Stored rows -
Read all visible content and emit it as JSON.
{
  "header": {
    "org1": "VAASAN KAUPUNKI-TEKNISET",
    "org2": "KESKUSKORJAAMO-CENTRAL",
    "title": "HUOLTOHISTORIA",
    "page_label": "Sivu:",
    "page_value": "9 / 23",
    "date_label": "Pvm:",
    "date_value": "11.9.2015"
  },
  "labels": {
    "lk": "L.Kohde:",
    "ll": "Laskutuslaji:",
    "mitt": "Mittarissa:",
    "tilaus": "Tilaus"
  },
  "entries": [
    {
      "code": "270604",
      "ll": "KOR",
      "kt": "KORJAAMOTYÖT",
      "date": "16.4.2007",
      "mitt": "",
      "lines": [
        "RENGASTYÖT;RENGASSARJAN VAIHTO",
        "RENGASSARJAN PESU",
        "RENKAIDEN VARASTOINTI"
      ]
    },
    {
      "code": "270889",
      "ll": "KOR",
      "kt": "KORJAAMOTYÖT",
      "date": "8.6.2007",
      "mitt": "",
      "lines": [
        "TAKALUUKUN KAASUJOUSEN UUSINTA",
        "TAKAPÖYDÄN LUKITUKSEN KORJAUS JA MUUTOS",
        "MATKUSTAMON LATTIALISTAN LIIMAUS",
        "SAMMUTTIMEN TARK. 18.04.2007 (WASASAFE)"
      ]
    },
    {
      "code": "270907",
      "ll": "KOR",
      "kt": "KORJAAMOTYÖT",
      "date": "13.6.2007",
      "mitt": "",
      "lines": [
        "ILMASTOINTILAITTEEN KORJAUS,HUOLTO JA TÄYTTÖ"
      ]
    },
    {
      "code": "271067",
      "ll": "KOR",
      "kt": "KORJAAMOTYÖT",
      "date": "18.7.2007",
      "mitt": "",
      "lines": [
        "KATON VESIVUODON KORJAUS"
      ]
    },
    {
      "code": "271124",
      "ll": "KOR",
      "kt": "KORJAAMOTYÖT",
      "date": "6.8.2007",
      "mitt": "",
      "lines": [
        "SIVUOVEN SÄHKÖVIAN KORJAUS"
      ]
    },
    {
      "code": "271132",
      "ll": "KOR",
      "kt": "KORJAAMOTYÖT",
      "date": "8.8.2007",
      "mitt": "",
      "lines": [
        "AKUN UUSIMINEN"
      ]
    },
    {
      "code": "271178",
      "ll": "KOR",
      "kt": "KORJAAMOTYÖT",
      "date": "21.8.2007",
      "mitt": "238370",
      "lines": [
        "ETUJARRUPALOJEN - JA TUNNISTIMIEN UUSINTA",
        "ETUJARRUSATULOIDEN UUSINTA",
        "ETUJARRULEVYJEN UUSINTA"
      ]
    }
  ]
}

Your instructions -
Copy out all of the data exactly, leaving nothing out.

Solution -
Read all visible content and emit it as JSON.
{
  "header": {
    "org1": "VAASAN KAUPUNKI-TEKNISET",
    "org2": "KESKUSKORJAAMO-CENTRAL",
    "title": "HUOLTOHISTORIA",
    "page_label": "Sivu:",
    "page_value": "9 / 23",
    "date_label": "Pvm:",
    "date_value": "11.9.2015"
  },
  "labels": {
    "lk": "L.Kohde:",
    "ll": "Laskutuslaji:",
    "mitt": "Mittarissa:",
    "tilaus": "Tilaus"
  },
  "entries": [
    {
      "code": "270604",
      "ll": "KOR",
      "kt": "KORJAAMOTYÖT",
      "date": "16.4.2007",
      "mitt": "",
      "lines": [
        "RENGASTYÖT;RENGASSARJAN VAIHTO",
        "RENGASSARJAN PESU",
        "RENKAIDEN VARASTOINTI"
      ]
    },
    {
      "code": "270889",
      "ll": "KOR",
      "kt": "KORJAAMOTYÖT",
      "date": "8.6.2007",
      "mitt": "",
      "lines": [
        "TAKALUUKUN KAASUJOUSEN UUSINTA",
        "TAKAPÖYDÄN LUKITUKSEN KORJAUS JA MUUTOS",
        "MATKUSTAMON LATTIALISTAN LIIMAUS",
        "SAMMUTTIMEN TARK. 18.04.2007 (WASASAFE)"
      ]
    },
    {
      "code": "270907",
      "ll": "KOR",
      "kt": "KORJAAMOTYÖT",
      "date": "13.6.2007",
      "mitt": "",
      "lines": [
        "ILMASTOINTILAITTEEN KORJAUS,HUOLTO JA TÄYTTÖ"
      ]
    },
    {
      "code": "271067",
      "ll": "KOR",
      "kt": "KORJAAMOTYÖT",
      "date": "18.7.2007",
      "mitt": "",
      "lines": [
        "KATON VESIVUODON KORJAUS"
      ]
    },
    {
      "code": "271124",
      "ll": "KOR",
      "kt": "KORJAAMOTYÖT",
      "date": "6.8.2007",
      "mitt": "",
      "lines": [
        "SIVUOVEN SÄHKÖVIAN KORJAUS"
      ]
    },
    {
      "code": "271132",
      "ll": "KOR",
      "kt": "KORJAAMOTYÖT",
      "date": "8.8.2007",
      "mitt": "",
      "lines": [
        "AKUN UUSIMINEN"
      ]
    },
    {
      "code": "271178",
      "ll": "KOR",
      "kt": "KORJAAMOTYÖT",
      "date": "21.8.2007",
      "mitt": "238370",
      "lines": [
        "ETUJARRUPALOJEN - JA TUNNISTIMIEN UUSINTA",
        "ETUJARRUSATULOIDEN UUSINTA",
        "ETUJARRULEVYJEN UUSINTA"
      ]
    }
  ]
}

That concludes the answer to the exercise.